PROBLEM REQUIREMENTS:
From the entries below, copy every line that holds the word "Navigation".

RECORDED INFORMATION:
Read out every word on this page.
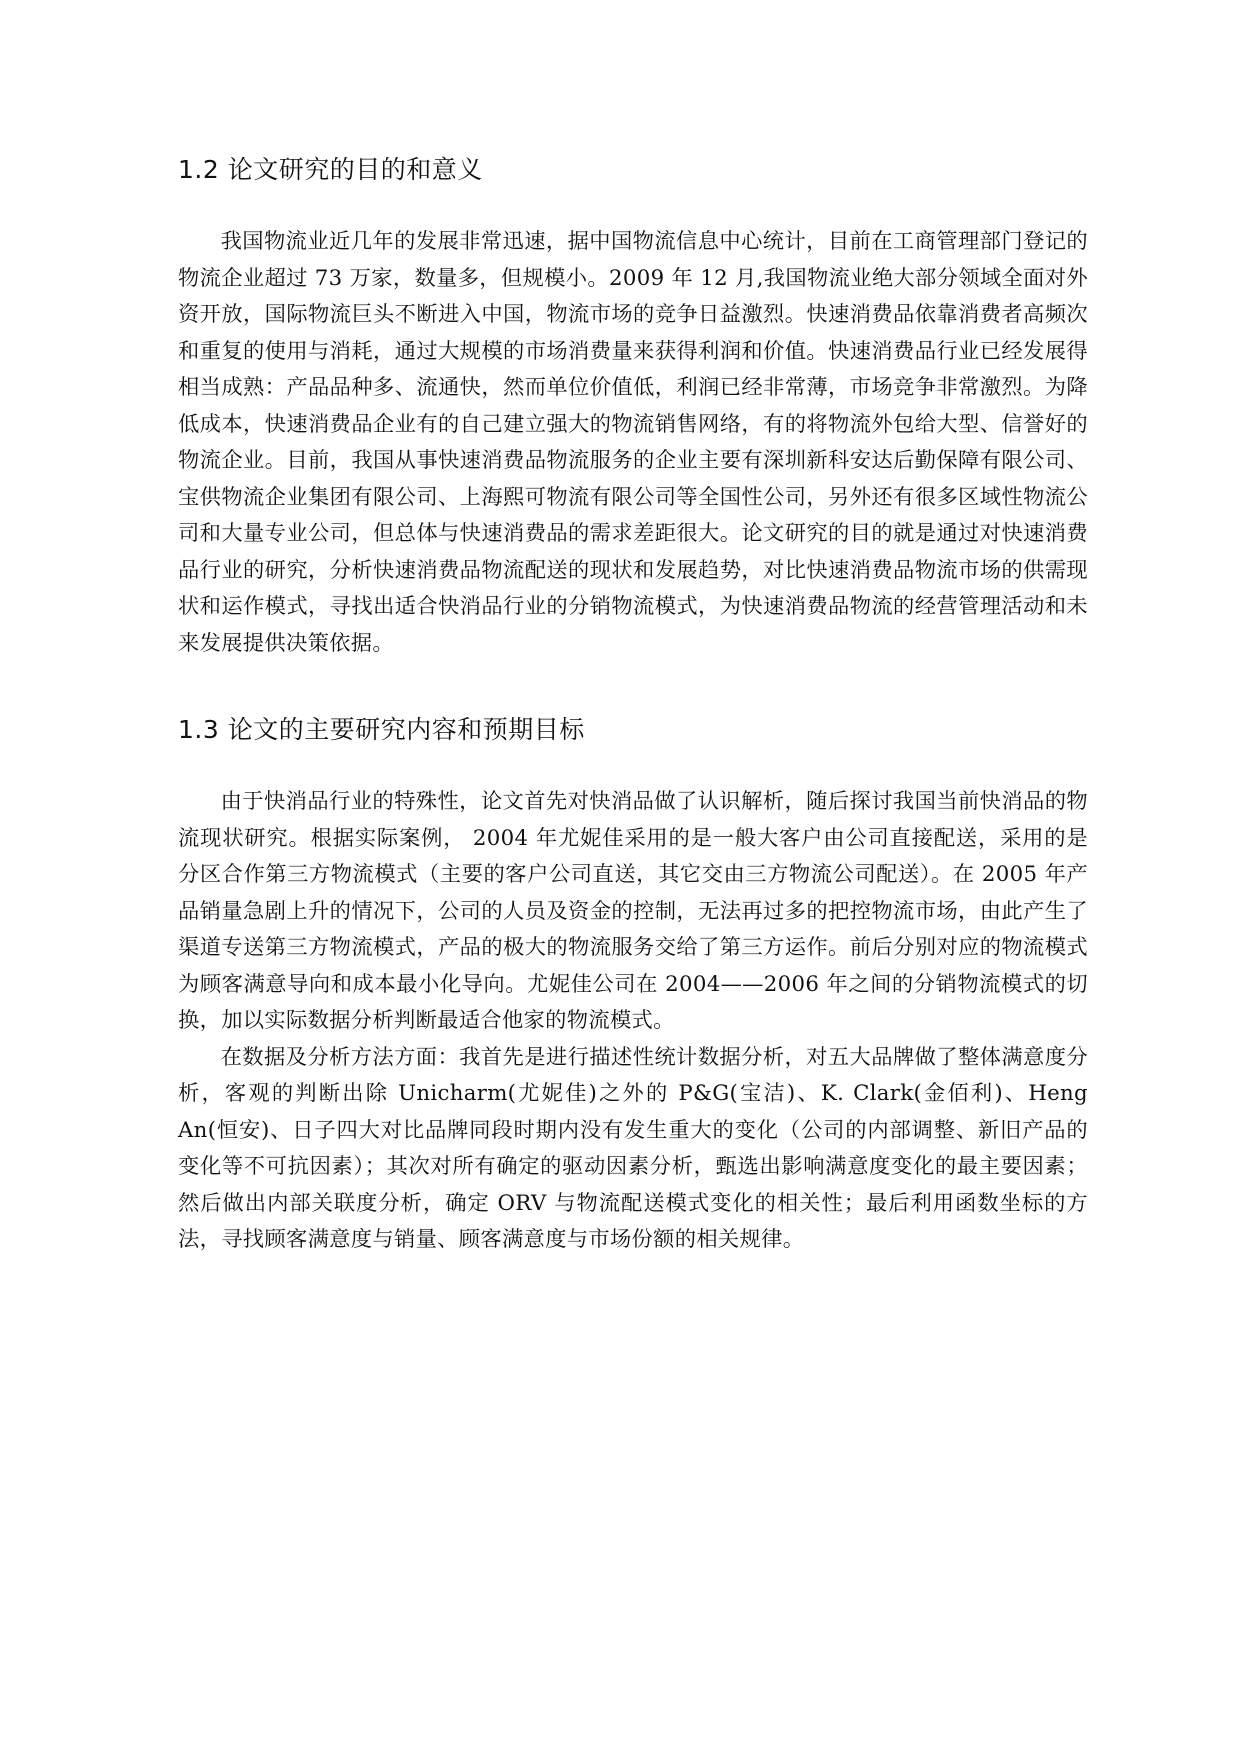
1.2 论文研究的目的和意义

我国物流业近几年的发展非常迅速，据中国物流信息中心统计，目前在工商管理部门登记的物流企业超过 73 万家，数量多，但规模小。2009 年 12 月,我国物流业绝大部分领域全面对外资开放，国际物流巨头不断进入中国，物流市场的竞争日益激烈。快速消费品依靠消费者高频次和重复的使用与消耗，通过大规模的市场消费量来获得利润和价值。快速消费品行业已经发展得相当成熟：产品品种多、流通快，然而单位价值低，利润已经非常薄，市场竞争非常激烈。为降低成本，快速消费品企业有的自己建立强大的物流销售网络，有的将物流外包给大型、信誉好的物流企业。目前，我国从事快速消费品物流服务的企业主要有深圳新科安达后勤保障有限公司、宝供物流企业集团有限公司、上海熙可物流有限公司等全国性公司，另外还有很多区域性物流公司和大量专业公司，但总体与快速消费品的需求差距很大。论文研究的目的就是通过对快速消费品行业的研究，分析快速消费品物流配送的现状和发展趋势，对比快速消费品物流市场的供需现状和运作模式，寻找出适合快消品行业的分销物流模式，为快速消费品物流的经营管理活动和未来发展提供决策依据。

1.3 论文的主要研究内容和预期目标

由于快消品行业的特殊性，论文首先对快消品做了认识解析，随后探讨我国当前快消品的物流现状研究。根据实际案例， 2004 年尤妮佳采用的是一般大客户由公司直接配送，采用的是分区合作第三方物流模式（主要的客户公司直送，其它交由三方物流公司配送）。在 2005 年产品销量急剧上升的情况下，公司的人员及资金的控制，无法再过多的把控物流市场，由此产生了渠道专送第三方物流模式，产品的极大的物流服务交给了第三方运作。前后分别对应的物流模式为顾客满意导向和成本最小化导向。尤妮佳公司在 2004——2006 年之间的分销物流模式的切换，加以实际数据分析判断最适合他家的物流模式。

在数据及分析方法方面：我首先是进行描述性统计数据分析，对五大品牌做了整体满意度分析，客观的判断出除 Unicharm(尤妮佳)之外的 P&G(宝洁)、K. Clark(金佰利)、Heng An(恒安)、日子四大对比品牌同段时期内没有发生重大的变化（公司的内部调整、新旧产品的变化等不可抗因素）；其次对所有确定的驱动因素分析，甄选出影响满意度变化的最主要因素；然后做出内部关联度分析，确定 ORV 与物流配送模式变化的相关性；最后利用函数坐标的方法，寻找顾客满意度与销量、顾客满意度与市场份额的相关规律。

==

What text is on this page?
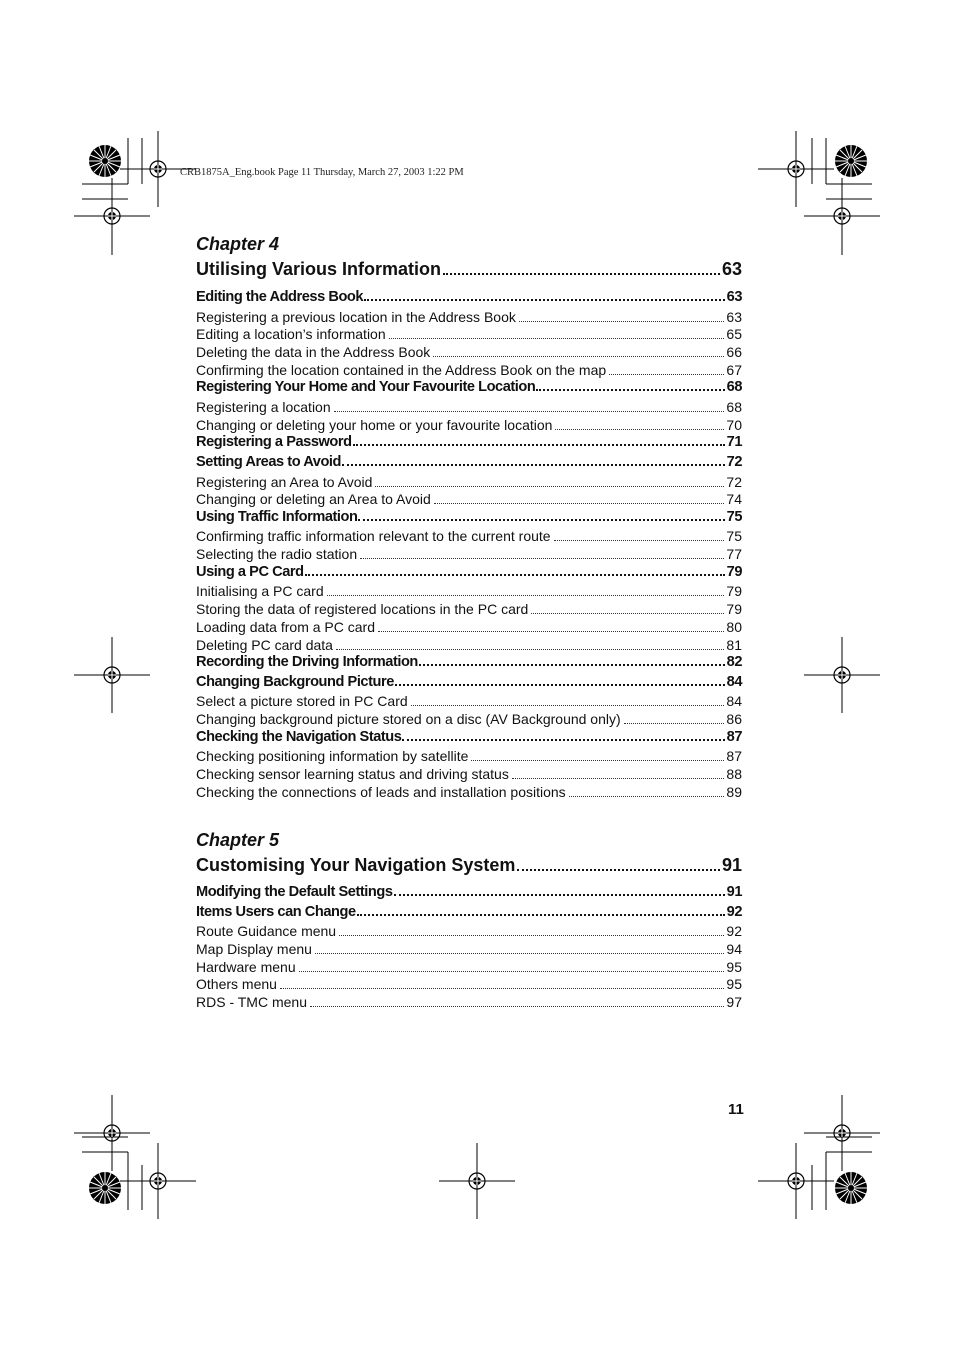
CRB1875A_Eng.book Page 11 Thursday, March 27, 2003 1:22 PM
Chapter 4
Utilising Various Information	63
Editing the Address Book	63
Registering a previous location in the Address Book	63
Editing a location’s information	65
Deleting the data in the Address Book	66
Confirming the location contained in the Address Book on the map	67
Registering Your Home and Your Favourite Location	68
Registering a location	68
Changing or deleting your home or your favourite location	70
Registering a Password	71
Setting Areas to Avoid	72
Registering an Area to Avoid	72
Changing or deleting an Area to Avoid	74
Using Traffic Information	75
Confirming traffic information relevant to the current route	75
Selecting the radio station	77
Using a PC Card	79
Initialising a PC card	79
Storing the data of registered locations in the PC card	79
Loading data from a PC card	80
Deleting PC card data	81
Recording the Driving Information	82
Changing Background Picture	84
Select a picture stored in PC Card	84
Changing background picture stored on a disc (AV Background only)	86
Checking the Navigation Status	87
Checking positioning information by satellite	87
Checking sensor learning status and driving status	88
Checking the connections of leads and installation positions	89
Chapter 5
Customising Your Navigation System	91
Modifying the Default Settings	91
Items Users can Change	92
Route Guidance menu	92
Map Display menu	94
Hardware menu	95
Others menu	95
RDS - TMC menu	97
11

TASK RESULT:
Checking the Navigation Status	87
Customising Your Navigation System	91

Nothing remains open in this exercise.